▶ _What is being asked_: Extract each line of the records below that contains the word "Sign".

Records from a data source
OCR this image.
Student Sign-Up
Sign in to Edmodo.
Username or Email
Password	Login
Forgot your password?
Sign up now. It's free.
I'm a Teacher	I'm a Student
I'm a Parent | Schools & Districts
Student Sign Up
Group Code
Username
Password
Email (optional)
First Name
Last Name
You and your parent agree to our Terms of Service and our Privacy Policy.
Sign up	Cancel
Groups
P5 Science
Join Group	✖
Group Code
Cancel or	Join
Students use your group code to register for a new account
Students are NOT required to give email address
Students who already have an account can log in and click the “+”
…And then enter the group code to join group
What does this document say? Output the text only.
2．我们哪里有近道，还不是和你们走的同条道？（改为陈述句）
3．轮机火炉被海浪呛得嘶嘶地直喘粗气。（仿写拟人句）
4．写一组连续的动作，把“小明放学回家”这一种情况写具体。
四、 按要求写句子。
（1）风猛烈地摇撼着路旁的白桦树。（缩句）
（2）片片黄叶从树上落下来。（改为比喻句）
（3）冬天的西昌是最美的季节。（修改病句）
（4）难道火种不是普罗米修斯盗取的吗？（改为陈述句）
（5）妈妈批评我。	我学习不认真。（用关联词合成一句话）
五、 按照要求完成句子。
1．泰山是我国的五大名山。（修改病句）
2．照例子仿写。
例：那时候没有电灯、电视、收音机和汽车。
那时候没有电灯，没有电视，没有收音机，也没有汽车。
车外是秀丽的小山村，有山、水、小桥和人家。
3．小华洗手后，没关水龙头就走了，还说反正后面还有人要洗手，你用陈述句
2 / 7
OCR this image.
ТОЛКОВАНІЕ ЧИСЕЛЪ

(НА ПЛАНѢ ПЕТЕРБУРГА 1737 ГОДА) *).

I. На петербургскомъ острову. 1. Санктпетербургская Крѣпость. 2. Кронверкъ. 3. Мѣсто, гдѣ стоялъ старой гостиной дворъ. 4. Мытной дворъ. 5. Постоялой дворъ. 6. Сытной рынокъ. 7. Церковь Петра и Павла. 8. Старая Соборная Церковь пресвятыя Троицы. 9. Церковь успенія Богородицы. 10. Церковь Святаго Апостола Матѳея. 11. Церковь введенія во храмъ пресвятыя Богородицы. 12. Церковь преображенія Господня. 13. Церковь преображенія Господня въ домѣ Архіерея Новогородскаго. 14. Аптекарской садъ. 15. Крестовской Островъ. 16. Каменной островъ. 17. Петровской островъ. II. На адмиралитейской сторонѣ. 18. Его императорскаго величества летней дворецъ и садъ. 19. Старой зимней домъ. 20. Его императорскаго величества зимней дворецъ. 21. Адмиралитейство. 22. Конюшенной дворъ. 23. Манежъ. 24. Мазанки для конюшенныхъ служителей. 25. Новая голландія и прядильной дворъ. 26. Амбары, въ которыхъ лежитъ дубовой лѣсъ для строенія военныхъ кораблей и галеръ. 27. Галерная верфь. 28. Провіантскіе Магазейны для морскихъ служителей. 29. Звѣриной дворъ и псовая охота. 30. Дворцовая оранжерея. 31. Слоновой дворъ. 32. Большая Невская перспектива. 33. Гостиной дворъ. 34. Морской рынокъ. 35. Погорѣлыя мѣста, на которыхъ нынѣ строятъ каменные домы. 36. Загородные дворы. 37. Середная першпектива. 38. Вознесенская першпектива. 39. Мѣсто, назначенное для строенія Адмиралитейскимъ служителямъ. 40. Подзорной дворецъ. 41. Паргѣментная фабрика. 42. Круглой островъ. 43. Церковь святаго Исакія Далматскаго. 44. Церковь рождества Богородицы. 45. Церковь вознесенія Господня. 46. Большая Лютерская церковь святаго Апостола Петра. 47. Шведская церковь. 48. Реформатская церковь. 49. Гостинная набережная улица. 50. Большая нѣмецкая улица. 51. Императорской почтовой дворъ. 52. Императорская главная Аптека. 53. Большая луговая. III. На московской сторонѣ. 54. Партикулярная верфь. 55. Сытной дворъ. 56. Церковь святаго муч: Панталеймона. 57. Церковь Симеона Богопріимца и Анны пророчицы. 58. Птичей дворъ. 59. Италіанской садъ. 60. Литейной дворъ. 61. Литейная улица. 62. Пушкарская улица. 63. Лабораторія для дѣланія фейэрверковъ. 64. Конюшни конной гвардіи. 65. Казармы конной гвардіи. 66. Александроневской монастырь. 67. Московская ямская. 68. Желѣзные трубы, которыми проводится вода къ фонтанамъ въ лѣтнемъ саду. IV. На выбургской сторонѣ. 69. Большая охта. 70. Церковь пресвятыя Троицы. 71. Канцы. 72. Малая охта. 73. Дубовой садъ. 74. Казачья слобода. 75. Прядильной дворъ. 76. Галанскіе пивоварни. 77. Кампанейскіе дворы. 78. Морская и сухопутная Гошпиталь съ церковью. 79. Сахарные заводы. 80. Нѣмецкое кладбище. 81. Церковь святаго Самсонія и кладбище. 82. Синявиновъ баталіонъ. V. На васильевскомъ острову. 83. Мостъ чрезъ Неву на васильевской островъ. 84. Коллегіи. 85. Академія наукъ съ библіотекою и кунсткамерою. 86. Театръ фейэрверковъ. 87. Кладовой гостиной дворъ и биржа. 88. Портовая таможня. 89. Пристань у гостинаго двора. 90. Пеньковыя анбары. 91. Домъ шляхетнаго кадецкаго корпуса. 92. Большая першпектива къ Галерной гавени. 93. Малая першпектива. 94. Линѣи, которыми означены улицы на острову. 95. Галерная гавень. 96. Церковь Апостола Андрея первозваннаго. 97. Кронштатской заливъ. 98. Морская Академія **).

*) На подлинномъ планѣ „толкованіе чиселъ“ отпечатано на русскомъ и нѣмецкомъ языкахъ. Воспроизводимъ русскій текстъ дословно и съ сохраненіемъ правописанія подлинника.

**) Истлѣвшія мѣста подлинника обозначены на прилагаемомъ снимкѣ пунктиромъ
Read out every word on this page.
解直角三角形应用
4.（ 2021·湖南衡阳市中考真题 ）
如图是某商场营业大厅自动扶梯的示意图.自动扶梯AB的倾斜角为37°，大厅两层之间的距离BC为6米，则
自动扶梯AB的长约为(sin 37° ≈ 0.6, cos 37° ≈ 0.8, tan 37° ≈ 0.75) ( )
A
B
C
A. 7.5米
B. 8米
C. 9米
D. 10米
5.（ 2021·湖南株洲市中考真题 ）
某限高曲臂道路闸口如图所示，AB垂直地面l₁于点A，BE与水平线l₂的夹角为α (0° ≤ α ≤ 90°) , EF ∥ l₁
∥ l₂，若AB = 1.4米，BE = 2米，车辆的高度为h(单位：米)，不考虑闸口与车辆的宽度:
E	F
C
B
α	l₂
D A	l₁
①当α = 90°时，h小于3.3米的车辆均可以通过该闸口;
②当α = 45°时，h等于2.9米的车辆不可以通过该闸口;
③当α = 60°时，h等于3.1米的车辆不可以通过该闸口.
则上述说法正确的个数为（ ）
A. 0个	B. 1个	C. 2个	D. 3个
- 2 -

▶ _The completed task_:
Student Sign-Up
Sign in to Edmodo.
Sign up now. It's free.
Student Sign Up
Sign up	Cancel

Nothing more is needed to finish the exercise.